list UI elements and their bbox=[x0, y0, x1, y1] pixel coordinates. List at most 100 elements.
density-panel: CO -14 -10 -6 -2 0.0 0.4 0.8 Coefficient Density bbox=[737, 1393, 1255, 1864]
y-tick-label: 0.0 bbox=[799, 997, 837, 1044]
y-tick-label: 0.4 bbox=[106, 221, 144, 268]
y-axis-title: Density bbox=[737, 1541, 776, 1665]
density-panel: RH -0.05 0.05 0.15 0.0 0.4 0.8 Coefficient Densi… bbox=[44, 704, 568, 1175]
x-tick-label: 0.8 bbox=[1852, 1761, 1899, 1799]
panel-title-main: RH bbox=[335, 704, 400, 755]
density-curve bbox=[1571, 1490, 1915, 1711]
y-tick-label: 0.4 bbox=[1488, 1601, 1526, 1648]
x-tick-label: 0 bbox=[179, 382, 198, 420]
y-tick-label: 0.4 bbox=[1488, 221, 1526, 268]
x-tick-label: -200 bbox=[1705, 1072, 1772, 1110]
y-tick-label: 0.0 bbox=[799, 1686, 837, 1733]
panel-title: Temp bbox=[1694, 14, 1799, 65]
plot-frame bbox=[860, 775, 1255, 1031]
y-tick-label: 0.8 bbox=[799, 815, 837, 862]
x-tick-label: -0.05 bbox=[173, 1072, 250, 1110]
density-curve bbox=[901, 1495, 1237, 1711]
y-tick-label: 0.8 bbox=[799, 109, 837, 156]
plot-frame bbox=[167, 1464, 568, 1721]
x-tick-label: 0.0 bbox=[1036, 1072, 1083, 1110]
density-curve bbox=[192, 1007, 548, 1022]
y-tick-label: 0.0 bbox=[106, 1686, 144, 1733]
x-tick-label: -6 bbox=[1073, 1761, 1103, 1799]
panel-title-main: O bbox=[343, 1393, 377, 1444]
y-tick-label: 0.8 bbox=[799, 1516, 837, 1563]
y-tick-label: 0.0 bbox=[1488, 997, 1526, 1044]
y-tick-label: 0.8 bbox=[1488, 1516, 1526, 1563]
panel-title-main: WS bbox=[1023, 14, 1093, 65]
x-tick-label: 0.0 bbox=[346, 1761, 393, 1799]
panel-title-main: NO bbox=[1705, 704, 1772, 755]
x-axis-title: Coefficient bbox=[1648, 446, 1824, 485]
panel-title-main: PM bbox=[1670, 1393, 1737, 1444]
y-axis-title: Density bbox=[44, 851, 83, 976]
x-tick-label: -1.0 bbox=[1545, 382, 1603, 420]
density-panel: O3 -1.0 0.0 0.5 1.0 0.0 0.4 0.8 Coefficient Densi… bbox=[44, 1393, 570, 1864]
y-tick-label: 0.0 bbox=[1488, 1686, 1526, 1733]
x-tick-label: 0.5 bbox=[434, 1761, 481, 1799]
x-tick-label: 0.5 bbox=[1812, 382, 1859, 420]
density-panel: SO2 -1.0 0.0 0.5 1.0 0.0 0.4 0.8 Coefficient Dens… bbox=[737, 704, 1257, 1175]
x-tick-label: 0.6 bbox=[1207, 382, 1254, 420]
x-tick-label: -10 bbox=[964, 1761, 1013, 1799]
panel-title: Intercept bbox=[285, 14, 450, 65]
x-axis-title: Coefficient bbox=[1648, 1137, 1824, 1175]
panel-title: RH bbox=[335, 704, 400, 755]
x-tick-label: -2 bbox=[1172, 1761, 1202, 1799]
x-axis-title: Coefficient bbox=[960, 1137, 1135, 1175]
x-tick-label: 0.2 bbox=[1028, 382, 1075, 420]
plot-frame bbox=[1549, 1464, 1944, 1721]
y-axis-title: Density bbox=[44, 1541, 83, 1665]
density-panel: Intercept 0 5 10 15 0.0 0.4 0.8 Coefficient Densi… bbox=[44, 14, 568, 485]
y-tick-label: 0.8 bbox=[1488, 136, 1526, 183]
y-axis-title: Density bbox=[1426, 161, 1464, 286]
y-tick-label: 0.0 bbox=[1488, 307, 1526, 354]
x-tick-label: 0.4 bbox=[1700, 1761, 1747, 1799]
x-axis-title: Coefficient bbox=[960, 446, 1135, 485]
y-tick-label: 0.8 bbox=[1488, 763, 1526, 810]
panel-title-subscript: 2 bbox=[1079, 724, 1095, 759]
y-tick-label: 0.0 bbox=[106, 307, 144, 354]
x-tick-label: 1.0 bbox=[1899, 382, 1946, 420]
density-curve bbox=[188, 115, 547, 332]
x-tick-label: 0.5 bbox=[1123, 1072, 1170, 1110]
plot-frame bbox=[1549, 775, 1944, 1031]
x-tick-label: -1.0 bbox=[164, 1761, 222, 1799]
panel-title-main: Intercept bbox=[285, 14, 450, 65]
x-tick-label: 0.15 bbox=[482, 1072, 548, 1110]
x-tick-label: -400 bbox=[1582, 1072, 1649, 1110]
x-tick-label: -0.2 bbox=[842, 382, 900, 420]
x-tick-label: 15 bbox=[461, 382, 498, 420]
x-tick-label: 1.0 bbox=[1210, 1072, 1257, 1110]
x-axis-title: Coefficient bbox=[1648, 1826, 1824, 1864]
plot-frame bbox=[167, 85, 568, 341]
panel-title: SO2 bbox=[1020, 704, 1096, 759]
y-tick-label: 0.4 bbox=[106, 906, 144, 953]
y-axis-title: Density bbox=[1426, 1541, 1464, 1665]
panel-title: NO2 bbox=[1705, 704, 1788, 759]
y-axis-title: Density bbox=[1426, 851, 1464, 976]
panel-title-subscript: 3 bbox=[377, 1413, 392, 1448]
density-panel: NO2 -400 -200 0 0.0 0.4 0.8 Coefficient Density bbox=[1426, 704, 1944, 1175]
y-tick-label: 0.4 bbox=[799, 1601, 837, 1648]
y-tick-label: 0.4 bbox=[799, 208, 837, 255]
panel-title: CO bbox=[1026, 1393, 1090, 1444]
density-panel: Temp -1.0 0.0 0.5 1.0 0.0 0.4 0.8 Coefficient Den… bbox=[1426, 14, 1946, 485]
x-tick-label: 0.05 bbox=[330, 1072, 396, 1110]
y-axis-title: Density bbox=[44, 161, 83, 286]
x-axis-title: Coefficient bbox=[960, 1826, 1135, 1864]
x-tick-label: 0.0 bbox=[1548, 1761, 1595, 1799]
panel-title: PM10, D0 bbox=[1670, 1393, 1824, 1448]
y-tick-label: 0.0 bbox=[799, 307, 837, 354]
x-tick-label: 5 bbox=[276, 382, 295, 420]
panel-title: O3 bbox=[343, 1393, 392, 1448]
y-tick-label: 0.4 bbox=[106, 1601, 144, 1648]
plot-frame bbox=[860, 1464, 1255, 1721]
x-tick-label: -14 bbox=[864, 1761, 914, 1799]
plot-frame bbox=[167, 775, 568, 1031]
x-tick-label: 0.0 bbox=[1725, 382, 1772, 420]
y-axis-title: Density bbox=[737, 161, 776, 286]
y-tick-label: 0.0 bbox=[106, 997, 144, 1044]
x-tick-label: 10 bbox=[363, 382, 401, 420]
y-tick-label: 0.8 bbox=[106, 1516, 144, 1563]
•••••
▶ Objective: Pick out every line above that contains the string "frame" and copy each of those lines in full. Case counts.

▶ Task output:
plot-frame bbox=[860, 775, 1255, 1031]
plot-frame bbox=[167, 1464, 568, 1721]
plot-frame bbox=[1549, 1464, 1944, 1721]
plot-frame bbox=[1549, 775, 1944, 1031]
plot-frame bbox=[167, 85, 568, 341]
plot-frame bbox=[860, 1464, 1255, 1721]
plot-frame bbox=[167, 775, 568, 1031]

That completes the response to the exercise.